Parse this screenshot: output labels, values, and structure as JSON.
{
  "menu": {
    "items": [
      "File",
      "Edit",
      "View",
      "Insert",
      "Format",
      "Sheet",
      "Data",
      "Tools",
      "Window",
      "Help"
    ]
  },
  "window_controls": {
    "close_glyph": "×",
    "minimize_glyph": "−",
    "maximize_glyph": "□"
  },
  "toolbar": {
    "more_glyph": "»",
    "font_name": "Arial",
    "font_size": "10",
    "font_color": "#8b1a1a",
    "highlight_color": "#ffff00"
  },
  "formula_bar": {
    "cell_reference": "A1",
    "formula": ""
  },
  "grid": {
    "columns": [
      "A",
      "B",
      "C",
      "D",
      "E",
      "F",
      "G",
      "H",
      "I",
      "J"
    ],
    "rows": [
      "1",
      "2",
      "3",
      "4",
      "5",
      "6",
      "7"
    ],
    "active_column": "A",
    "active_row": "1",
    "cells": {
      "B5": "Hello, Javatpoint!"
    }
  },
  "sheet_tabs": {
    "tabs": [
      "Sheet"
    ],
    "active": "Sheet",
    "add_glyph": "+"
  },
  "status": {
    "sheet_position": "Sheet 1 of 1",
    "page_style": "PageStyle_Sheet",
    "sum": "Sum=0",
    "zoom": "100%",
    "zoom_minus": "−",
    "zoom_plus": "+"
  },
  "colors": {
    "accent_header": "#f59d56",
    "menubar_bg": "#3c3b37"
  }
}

####

What you need to do.
Return each line of the data exactly as written above.

Exercise solution.
Parse this screenshot: output labels, values, and structure as JSON.
{
  "menu": {
    "items": [
      "File",
      "Edit",
      "View",
      "Insert",
      "Format",
      "Sheet",
      "Data",
      "Tools",
      "Window",
      "Help"
    ]
  },
  "window_controls": {
    "close_glyph": "×",
    "minimize_glyph": "−",
    "maximize_glyph": "□"
  },
  "toolbar": {
    "more_glyph": "»",
    "font_name": "Arial",
    "font_size": "10",
    "font_color": "#8b1a1a",
    "highlight_color": "#ffff00"
  },
  "formula_bar": {
    "cell_reference": "A1",
    "formula": ""
  },
  "grid": {
    "columns": [
      "A",
      "B",
      "C",
      "D",
      "E",
      "F",
      "G",
      "H",
      "I",
      "J"
    ],
    "rows": [
      "1",
      "2",
      "3",
      "4",
      "5",
      "6",
      "7"
    ],
    "active_column": "A",
    "active_row": "1",
    "cells": {
      "B5": "Hello, Javatpoint!"
    }
  },
  "sheet_tabs": {
    "tabs": [
      "Sheet"
    ],
    "active": "Sheet",
    "add_glyph": "+"
  },
  "status": {
    "sheet_position": "Sheet 1 of 1",
    "page_style": "PageStyle_Sheet",
    "sum": "Sum=0",
    "zoom": "100%",
    "zoom_minus": "−",
    "zoom_plus": "+"
  },
  "colors": {
    "accent_header": "#f59d56",
    "menubar_bg": "#3c3b37"
  }
}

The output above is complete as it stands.